Transcribe the records below exactly as they appear.

-- BEGIN Raw records --

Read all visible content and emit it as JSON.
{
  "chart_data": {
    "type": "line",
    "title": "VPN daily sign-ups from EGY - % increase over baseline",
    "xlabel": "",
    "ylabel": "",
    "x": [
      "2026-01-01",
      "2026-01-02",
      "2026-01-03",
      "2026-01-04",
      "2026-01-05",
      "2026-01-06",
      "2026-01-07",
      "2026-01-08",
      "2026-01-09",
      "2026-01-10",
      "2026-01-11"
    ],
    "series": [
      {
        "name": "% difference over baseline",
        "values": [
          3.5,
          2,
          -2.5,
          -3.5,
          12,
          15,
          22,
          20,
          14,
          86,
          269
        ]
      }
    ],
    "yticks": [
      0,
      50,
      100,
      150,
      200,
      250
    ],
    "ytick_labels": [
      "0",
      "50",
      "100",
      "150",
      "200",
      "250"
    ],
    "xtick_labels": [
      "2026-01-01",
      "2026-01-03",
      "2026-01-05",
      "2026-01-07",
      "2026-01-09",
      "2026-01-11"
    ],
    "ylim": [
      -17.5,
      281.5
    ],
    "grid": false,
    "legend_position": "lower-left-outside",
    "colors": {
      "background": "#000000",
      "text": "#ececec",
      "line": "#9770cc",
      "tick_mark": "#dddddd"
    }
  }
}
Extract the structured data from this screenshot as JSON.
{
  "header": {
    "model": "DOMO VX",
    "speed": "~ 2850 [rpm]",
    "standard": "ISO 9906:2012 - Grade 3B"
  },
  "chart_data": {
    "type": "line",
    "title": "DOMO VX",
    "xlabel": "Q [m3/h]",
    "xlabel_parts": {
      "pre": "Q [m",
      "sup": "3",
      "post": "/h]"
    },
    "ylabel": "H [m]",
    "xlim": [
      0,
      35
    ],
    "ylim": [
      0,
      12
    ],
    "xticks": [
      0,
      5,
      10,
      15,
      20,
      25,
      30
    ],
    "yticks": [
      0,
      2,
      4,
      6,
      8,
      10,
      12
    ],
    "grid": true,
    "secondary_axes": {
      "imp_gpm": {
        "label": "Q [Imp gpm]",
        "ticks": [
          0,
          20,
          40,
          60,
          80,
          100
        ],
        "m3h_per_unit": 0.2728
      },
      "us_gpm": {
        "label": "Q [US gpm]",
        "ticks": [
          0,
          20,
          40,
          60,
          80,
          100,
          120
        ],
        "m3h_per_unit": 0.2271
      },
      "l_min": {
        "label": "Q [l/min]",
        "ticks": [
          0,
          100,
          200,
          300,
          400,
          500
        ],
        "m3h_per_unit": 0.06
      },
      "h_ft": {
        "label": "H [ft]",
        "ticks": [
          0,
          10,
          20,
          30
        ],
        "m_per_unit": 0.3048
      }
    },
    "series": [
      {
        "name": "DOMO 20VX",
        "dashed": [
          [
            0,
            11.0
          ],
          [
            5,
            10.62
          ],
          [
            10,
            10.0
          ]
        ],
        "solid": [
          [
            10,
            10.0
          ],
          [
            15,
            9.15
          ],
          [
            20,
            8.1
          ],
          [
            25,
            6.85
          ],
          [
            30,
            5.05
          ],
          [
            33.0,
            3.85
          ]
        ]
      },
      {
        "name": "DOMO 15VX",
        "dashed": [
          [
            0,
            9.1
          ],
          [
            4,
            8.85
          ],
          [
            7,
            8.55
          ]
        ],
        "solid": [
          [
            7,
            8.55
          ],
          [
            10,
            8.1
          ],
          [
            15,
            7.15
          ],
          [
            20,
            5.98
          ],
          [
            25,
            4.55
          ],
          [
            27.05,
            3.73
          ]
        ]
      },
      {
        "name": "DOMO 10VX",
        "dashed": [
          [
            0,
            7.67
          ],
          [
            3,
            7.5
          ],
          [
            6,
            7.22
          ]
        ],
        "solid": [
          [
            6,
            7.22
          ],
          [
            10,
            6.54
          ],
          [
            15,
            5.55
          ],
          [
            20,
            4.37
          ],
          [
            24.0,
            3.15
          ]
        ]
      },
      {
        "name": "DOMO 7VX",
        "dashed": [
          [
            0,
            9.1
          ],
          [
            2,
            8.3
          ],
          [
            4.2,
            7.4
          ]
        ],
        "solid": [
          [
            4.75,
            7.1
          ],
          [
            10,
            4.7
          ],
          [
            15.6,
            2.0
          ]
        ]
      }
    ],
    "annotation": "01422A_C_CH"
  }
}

-- END Raw records --

### Worked solution
Read all visible content and emit it as JSON.
{
  "chart_data": {
    "type": "line",
    "title": "VPN daily sign-ups from EGY - % increase over baseline",
    "xlabel": "",
    "ylabel": "",
    "x": [
      "2026-01-01",
      "2026-01-02",
      "2026-01-03",
      "2026-01-04",
      "2026-01-05",
      "2026-01-06",
      "2026-01-07",
      "2026-01-08",
      "2026-01-09",
      "2026-01-10",
      "2026-01-11"
    ],
    "series": [
      {
        "name": "% difference over baseline",
        "values": [
          3.5,
          2,
          -2.5,
          -3.5,
          12,
          15,
          22,
          20,
          14,
          86,
          269
        ]
      }
    ],
    "yticks": [
      0,
      50,
      100,
      150,
      200,
      250
    ],
    "ytick_labels": [
      "0",
      "50",
      "100",
      "150",
      "200",
      "250"
    ],
    "xtick_labels": [
      "2026-01-01",
      "2026-01-03",
      "2026-01-05",
      "2026-01-07",
      "2026-01-09",
      "2026-01-11"
    ],
    "ylim": [
      -17.5,
      281.5
    ],
    "grid": false,
    "legend_position": "lower-left-outside",
    "colors": {
      "background": "#000000",
      "text": "#ececec",
      "line": "#9770cc",
      "tick_mark": "#dddddd"
    }
  }
}
Extract the structured data from this screenshot as JSON.
{
  "header": {
    "model": "DOMO VX",
    "speed": "~ 2850 [rpm]",
    "standard": "ISO 9906:2012 - Grade 3B"
  },
  "chart_data": {
    "type": "line",
    "title": "DOMO VX",
    "xlabel": "Q [m3/h]",
    "xlabel_parts": {
      "pre": "Q [m",
      "sup": "3",
      "post": "/h]"
    },
    "ylabel": "H [m]",
    "xlim": [
      0,
      35
    ],
    "ylim": [
      0,
      12
    ],
    "xticks": [
      0,
      5,
      10,
      15,
      20,
      25,
      30
    ],
    "yticks": [
      0,
      2,
      4,
      6,
      8,
      10,
      12
    ],
    "grid": true,
    "secondary_axes": {
      "imp_gpm": {
        "label": "Q [Imp gpm]",
        "ticks": [
          0,
          20,
          40,
          60,
          80,
          100
        ],
        "m3h_per_unit": 0.2728
      },
      "us_gpm": {
        "label": "Q [US gpm]",
        "ticks": [
          0,
          20,
          40,
          60,
          80,
          100,
          120
        ],
        "m3h_per_unit": 0.2271
      },
      "l_min": {
        "label": "Q [l/min]",
        "ticks": [
          0,
          100,
          200,
          300,
          400,
          500
        ],
        "m3h_per_unit": 0.06
      },
      "h_ft": {
        "label": "H [ft]",
        "ticks": [
          0,
          10,
          20,
          30
        ],
        "m_per_unit": 0.3048
      }
    },
    "series": [
      {
        "name": "DOMO 20VX",
        "dashed": [
          [
            0,
            11.0
          ],
          [
            5,
            10.62
          ],
          [
            10,
            10.0
          ]
        ],
        "solid": [
          [
            10,
            10.0
          ],
          [
            15,
            9.15
          ],
          [
            20,
            8.1
          ],
          [
            25,
            6.85
          ],
          [
            30,
            5.05
          ],
          [
            33.0,
            3.85
          ]
        ]
      },
      {
        "name": "DOMO 15VX",
        "dashed": [
          [
            0,
            9.1
          ],
          [
            4,
            8.85
          ],
          [
            7,
            8.55
          ]
        ],
        "solid": [
          [
            7,
            8.55
          ],
          [
            10,
            8.1
          ],
          [
            15,
            7.15
          ],
          [
            20,
            5.98
          ],
          [
            25,
            4.55
          ],
          [
            27.05,
            3.73
          ]
        ]
      },
      {
        "name": "DOMO 10VX",
        "dashed": [
          [
            0,
            7.67
          ],
          [
            3,
            7.5
          ],
          [
            6,
            7.22
          ]
        ],
        "solid": [
          [
            6,
            7.22
          ],
          [
            10,
            6.54
          ],
          [
            15,
            5.55
          ],
          [
            20,
            4.37
          ],
          [
            24.0,
            3.15
          ]
        ]
      },
      {
        "name": "DOMO 7VX",
        "dashed": [
          [
            0,
            9.1
          ],
          [
            2,
            8.3
          ],
          [
            4.2,
            7.4
          ]
        ],
        "solid": [
          [
            4.75,
            7.1
          ],
          [
            10,
            4.7
          ],
          [
            15.6,
            2.0
          ]
        ]
      }
    ],
    "annotation": "01422A_C_CH"
  }
}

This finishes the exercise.